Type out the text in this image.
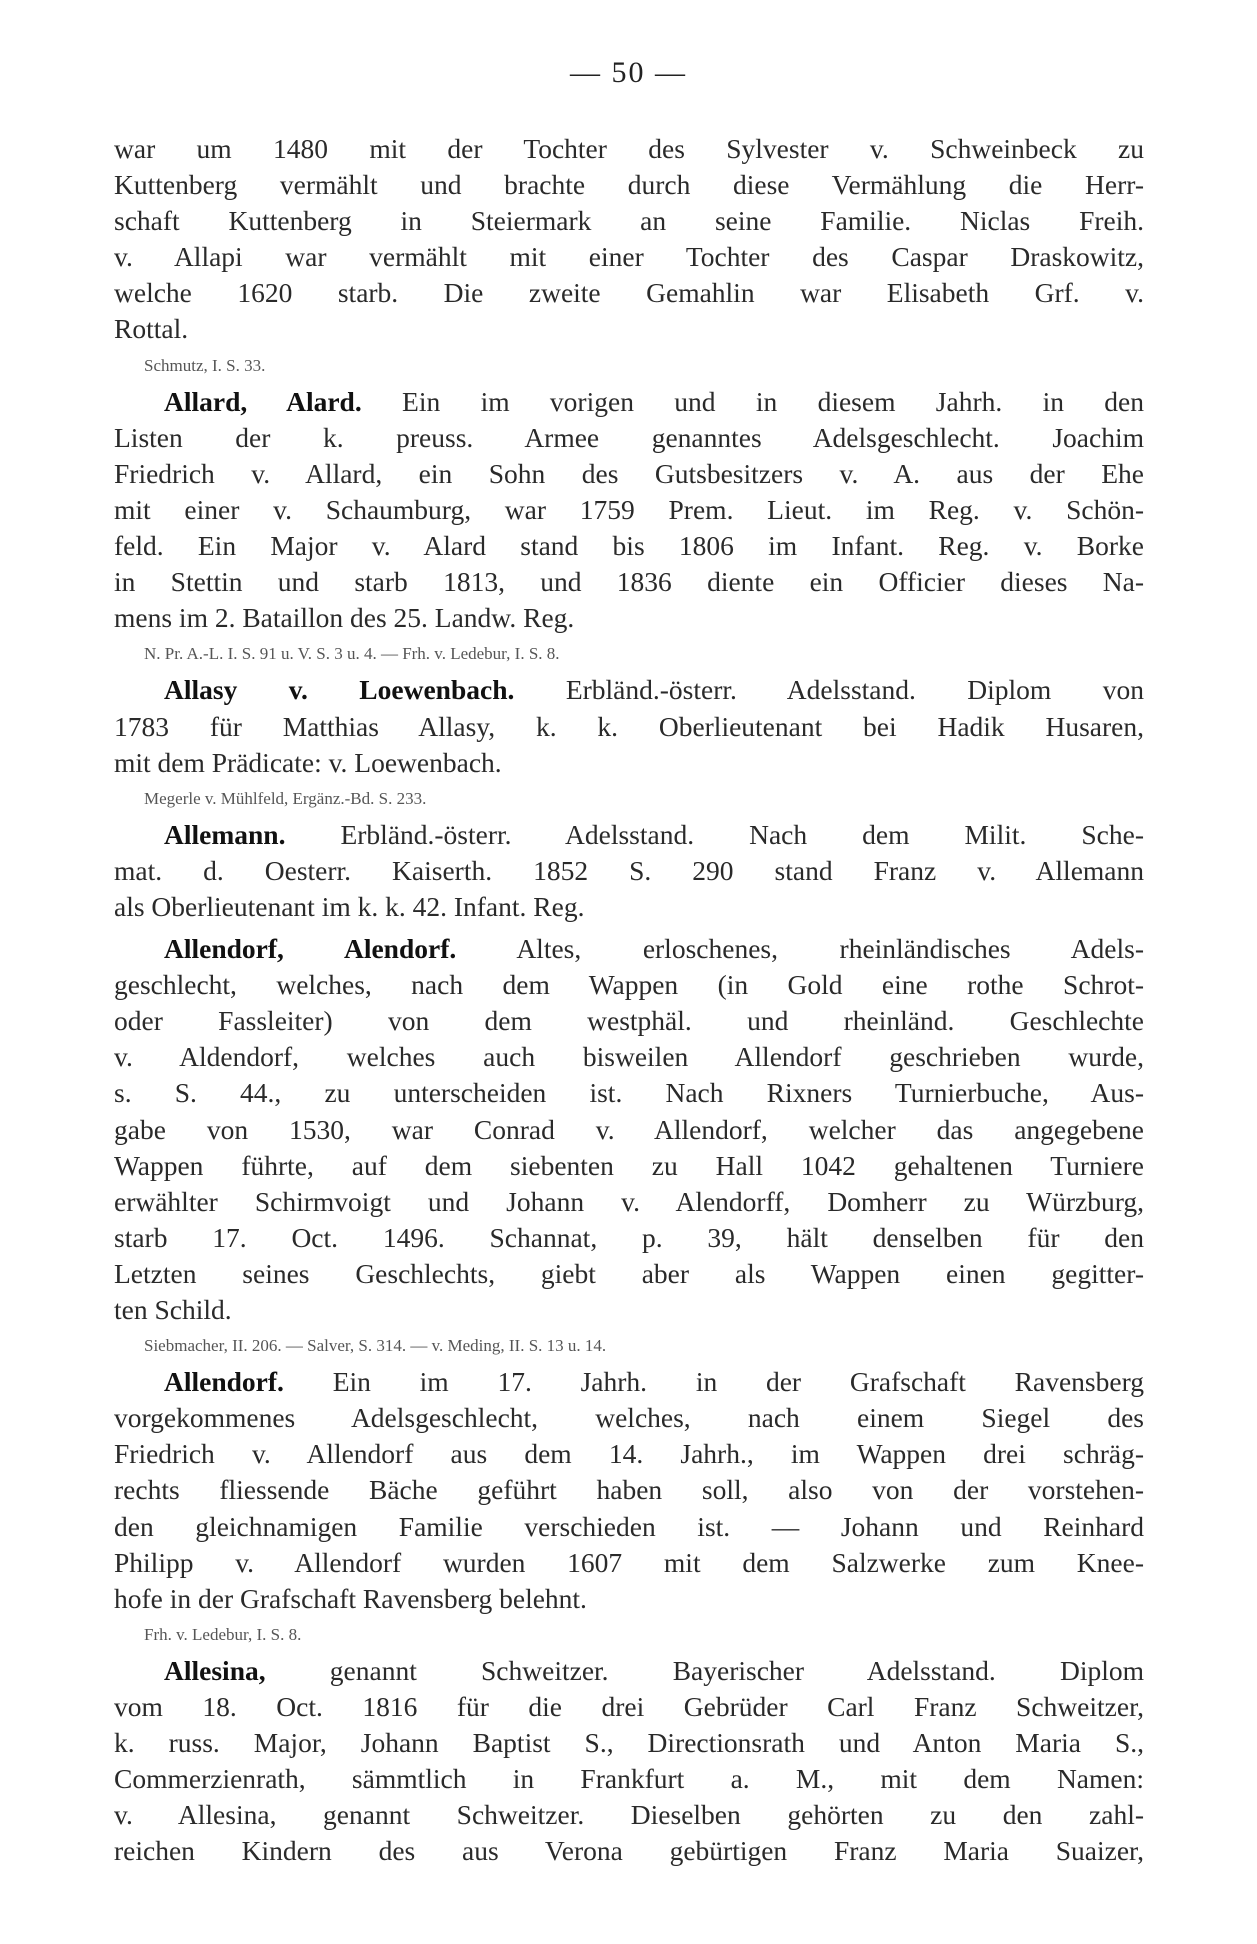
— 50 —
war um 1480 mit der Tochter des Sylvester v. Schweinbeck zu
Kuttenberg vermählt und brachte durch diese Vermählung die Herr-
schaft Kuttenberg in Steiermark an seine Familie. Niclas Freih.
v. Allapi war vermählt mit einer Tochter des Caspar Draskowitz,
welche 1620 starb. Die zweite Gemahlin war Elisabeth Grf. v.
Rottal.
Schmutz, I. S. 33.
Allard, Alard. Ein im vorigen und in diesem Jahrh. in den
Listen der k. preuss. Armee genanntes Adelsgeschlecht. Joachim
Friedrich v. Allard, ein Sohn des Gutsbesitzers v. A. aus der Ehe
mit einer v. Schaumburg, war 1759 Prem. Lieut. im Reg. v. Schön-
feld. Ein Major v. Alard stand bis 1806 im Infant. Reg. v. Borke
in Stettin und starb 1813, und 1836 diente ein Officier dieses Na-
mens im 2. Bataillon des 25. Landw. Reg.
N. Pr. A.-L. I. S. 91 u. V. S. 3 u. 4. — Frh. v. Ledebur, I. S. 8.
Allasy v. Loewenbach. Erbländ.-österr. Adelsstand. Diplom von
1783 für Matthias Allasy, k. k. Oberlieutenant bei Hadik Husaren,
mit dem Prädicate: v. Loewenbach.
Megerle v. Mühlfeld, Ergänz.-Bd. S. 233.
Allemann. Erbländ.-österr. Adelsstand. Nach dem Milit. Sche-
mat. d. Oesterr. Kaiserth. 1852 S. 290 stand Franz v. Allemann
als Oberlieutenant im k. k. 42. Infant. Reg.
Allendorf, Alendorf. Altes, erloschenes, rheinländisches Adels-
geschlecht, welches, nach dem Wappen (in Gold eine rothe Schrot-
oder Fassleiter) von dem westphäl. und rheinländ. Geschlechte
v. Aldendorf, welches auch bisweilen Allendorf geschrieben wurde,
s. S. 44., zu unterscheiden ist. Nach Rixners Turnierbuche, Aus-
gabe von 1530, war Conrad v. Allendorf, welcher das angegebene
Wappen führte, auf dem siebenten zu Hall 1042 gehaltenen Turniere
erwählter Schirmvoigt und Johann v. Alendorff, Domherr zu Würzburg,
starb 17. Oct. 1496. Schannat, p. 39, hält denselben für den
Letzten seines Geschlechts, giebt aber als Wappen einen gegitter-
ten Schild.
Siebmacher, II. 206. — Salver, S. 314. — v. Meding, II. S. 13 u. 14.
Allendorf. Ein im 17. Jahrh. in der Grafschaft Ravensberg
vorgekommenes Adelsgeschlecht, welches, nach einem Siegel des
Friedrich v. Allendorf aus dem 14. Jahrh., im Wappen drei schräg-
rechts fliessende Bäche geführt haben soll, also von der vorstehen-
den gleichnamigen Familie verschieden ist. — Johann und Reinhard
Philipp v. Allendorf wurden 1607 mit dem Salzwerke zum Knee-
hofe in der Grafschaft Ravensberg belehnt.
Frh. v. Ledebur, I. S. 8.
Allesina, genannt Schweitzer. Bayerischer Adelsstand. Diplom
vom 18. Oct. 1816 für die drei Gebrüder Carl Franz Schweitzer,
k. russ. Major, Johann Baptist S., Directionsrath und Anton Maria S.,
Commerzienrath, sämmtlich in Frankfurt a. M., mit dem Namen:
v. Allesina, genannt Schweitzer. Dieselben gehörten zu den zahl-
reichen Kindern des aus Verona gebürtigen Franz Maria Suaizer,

☆ ☆ ☆ ☆ ☆ ☆ ☆

Problem details: Generate a word-for-word copy of the preceding records, excluding all pictures.

Output for this task:
Type out the text in this image.
— 50 —
war um 1480 mit der Tochter des Sylvester v. Schweinbeck zu
Kuttenberg vermählt und brachte durch diese Vermählung die Herr-
schaft Kuttenberg in Steiermark an seine Familie. Niclas Freih.
v. Allapi war vermählt mit einer Tochter des Caspar Draskowitz,
welche 1620 starb. Die zweite Gemahlin war Elisabeth Grf. v.
Rottal.
Schmutz, I. S. 33.
Allard, Alard. Ein im vorigen und in diesem Jahrh. in den
Listen der k. preuss. Armee genanntes Adelsgeschlecht. Joachim
Friedrich v. Allard, ein Sohn des Gutsbesitzers v. A. aus der Ehe
mit einer v. Schaumburg, war 1759 Prem. Lieut. im Reg. v. Schön-
feld. Ein Major v. Alard stand bis 1806 im Infant. Reg. v. Borke
in Stettin und starb 1813, und 1836 diente ein Officier dieses Na-
mens im 2. Bataillon des 25. Landw. Reg.
N. Pr. A.-L. I. S. 91 u. V. S. 3 u. 4. — Frh. v. Ledebur, I. S. 8.
Allasy v. Loewenbach. Erbländ.-österr. Adelsstand. Diplom von
1783 für Matthias Allasy, k. k. Oberlieutenant bei Hadik Husaren,
mit dem Prädicate: v. Loewenbach.
Megerle v. Mühlfeld, Ergänz.-Bd. S. 233.
Allemann. Erbländ.-österr. Adelsstand. Nach dem Milit. Sche-
mat. d. Oesterr. Kaiserth. 1852 S. 290 stand Franz v. Allemann
als Oberlieutenant im k. k. 42. Infant. Reg.
Allendorf, Alendorf. Altes, erloschenes, rheinländisches Adels-
geschlecht, welches, nach dem Wappen (in Gold eine rothe Schrot-
oder Fassleiter) von dem westphäl. und rheinländ. Geschlechte
v. Aldendorf, welches auch bisweilen Allendorf geschrieben wurde,
s. S. 44., zu unterscheiden ist. Nach Rixners Turnierbuche, Aus-
gabe von 1530, war Conrad v. Allendorf, welcher das angegebene
Wappen führte, auf dem siebenten zu Hall 1042 gehaltenen Turniere
erwählter Schirmvoigt und Johann v. Alendorff, Domherr zu Würzburg,
starb 17. Oct. 1496. Schannat, p. 39, hält denselben für den
Letzten seines Geschlechts, giebt aber als Wappen einen gegitter-
ten Schild.
Siebmacher, II. 206. — Salver, S. 314. — v. Meding, II. S. 13 u. 14.
Allendorf. Ein im 17. Jahrh. in der Grafschaft Ravensberg
vorgekommenes Adelsgeschlecht, welches, nach einem Siegel des
Friedrich v. Allendorf aus dem 14. Jahrh., im Wappen drei schräg-
rechts fliessende Bäche geführt haben soll, also von der vorstehen-
den gleichnamigen Familie verschieden ist. — Johann und Reinhard
Philipp v. Allendorf wurden 1607 mit dem Salzwerke zum Knee-
hofe in der Grafschaft Ravensberg belehnt.
Frh. v. Ledebur, I. S. 8.
Allesina, genannt Schweitzer. Bayerischer Adelsstand. Diplom
vom 18. Oct. 1816 für die drei Gebrüder Carl Franz Schweitzer,
k. russ. Major, Johann Baptist S., Directionsrath und Anton Maria S.,
Commerzienrath, sämmtlich in Frankfurt a. M., mit dem Namen:
v. Allesina, genannt Schweitzer. Dieselben gehörten zu den zahl-
reichen Kindern des aus Verona gebürtigen Franz Maria Suaizer,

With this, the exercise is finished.